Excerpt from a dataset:

⟨

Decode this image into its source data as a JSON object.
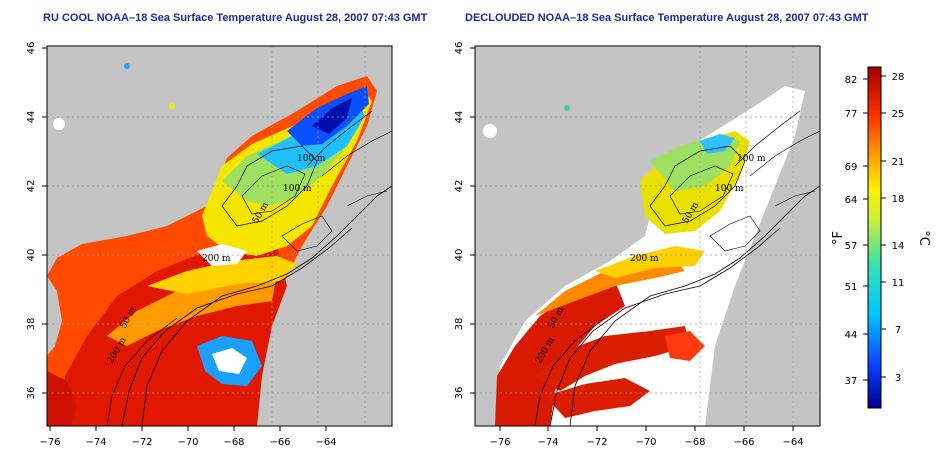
{
  "panels": [
    {
      "title": "RU COOL NOAA–18 Sea Surface Temperature August 28, 2007 07:43 GMT"
    },
    {
      "title": "DECLOUDED NOAA–18 Sea Surface Temperature August 28, 2007 07:43 GMT"
    }
  ],
  "x_ticks": [
    "−76",
    "−74",
    "−72",
    "−70",
    "−68",
    "−66",
    "−64"
  ],
  "y_ticks": [
    "36",
    "38",
    "40",
    "42",
    "44",
    "46"
  ],
  "contour_labels": [
    "100 m",
    "100 m",
    "50 m",
    "200 m",
    "50 m",
    "200 m"
  ],
  "colorbar": {
    "fahrenheit_label": "°F",
    "celsius_label": "°C",
    "fahrenheit_ticks": [
      "82",
      "77",
      "69",
      "64",
      "57",
      "51",
      "44",
      "37"
    ],
    "celsius_ticks": [
      "28",
      "25",
      "21",
      "18",
      "14",
      "11",
      "7",
      "3"
    ]
  },
  "colors": {
    "land": "#c0c0c0",
    "title": "#1c2a9c",
    "grid": "#9a9a9a"
  }
}
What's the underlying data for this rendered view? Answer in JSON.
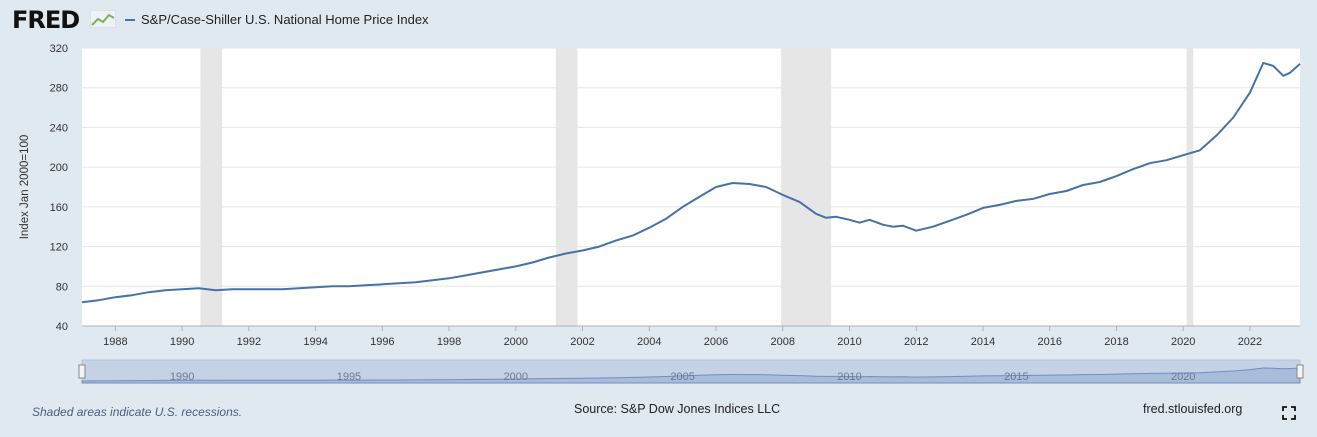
{
  "header": {
    "logo_text": "FRED",
    "legend_label": "S&P/Case-Shiller U.S. National Home Price Index"
  },
  "colors": {
    "series": "#4572a7",
    "recession": "#e6e6e6",
    "plot_bg": "#ffffff",
    "navigator_fill": "#a9bcd9",
    "navigator_line": "#6f8fc2"
  },
  "chart_data": {
    "type": "line",
    "title": "S&P/Case-Shiller U.S. National Home Price Index",
    "ylabel": "Index Jan 2000=100",
    "xlabel": "",
    "xlim": [
      1987.0,
      2023.5
    ],
    "ylim": [
      40,
      320
    ],
    "yticks": [
      40,
      80,
      120,
      160,
      200,
      240,
      280,
      320
    ],
    "xticks": [
      1988,
      1990,
      1992,
      1994,
      1996,
      1998,
      2000,
      2002,
      2004,
      2006,
      2008,
      2010,
      2012,
      2014,
      2016,
      2018,
      2020,
      2022
    ],
    "navigator_ticks": [
      1990,
      1995,
      2000,
      2005,
      2010,
      2015,
      2020
    ],
    "recessions": [
      [
        1990.55,
        1991.2
      ],
      [
        2001.2,
        2001.85
      ],
      [
        2007.95,
        2009.45
      ],
      [
        2020.1,
        2020.3
      ]
    ],
    "series": [
      {
        "name": "S&P/Case-Shiller U.S. National Home Price Index",
        "x": [
          1987.0,
          1987.5,
          1988.0,
          1988.5,
          1989.0,
          1989.5,
          1990.0,
          1990.5,
          1991.0,
          1991.5,
          1992.0,
          1992.5,
          1993.0,
          1993.5,
          1994.0,
          1994.5,
          1995.0,
          1995.5,
          1996.0,
          1996.5,
          1997.0,
          1997.5,
          1998.0,
          1998.5,
          1999.0,
          1999.5,
          2000.0,
          2000.5,
          2001.0,
          2001.5,
          2002.0,
          2002.5,
          2003.0,
          2003.5,
          2004.0,
          2004.5,
          2005.0,
          2005.5,
          2006.0,
          2006.5,
          2007.0,
          2007.5,
          2008.0,
          2008.5,
          2009.0,
          2009.3,
          2009.6,
          2010.0,
          2010.3,
          2010.6,
          2011.0,
          2011.3,
          2011.6,
          2012.0,
          2012.5,
          2013.0,
          2013.5,
          2014.0,
          2014.5,
          2015.0,
          2015.5,
          2016.0,
          2016.5,
          2017.0,
          2017.5,
          2018.0,
          2018.5,
          2019.0,
          2019.5,
          2020.0,
          2020.5,
          2021.0,
          2021.5,
          2022.0,
          2022.4,
          2022.7,
          2023.0,
          2023.2,
          2023.5
        ],
        "values": [
          64,
          66,
          69,
          71,
          74,
          76,
          77,
          78,
          76,
          77,
          77,
          77,
          77,
          78,
          79,
          80,
          80,
          81,
          82,
          83,
          84,
          86,
          88,
          91,
          94,
          97,
          100,
          104,
          109,
          113,
          116,
          120,
          126,
          131,
          139,
          148,
          160,
          170,
          180,
          184,
          183,
          180,
          172,
          165,
          153,
          149,
          150,
          147,
          144,
          147,
          142,
          140,
          141,
          136,
          140,
          146,
          152,
          159,
          162,
          166,
          168,
          173,
          176,
          182,
          185,
          191,
          198,
          204,
          207,
          212,
          217,
          232,
          250,
          275,
          305,
          302,
          292,
          295,
          304
        ]
      }
    ]
  },
  "footer": {
    "recession_note": "Shaded areas indicate U.S. recessions.",
    "source": "Source: S&P Dow Jones Indices LLC",
    "site": "fred.stlouisfed.org"
  }
}
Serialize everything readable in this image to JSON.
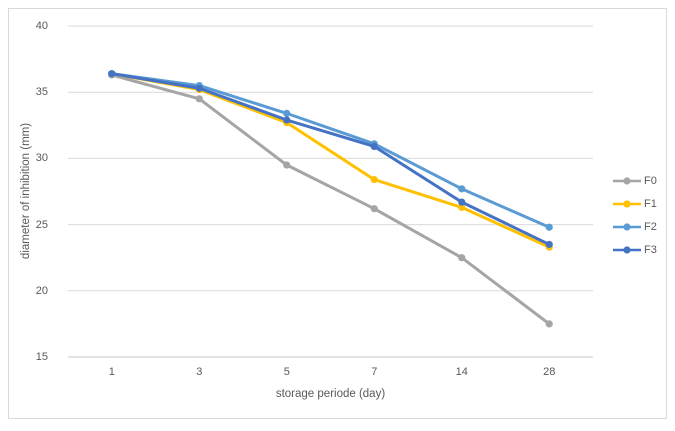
{
  "chart_data": {
    "type": "line",
    "title": "",
    "xlabel": "storage periode (day)",
    "ylabel": "diameter of inhibition (mm)",
    "categories": [
      "1",
      "3",
      "5",
      "7",
      "14",
      "28"
    ],
    "y_ticks": [
      40,
      35,
      30,
      25,
      20,
      15
    ],
    "ylim": [
      15,
      40
    ],
    "grid": "horizontal",
    "legend_position": "right",
    "marker": "circle",
    "series": [
      {
        "name": "F0",
        "color": "#a5a5a5",
        "values": [
          36.3,
          34.5,
          29.5,
          26.2,
          22.5,
          17.5
        ]
      },
      {
        "name": "F1",
        "color": "#ffc000",
        "values": [
          36.4,
          35.2,
          32.7,
          28.4,
          26.3,
          23.3
        ]
      },
      {
        "name": "F2",
        "color": "#5b9bd5",
        "values": [
          36.4,
          35.5,
          33.4,
          31.1,
          27.7,
          24.8
        ]
      },
      {
        "name": "F3",
        "color": "#4472c4",
        "values": [
          36.4,
          35.3,
          32.9,
          30.9,
          26.7,
          23.5
        ]
      }
    ],
    "colors": {
      "grid": "#d9d9d9",
      "axis_line": "#c9c9c9",
      "text": "#595959",
      "frame_border": "#d9d9d9",
      "background": "#ffffff"
    }
  }
}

⟩

** Given instruction **
For the data above, state only how many lines include the word "Home".

** Solution for this problem **
3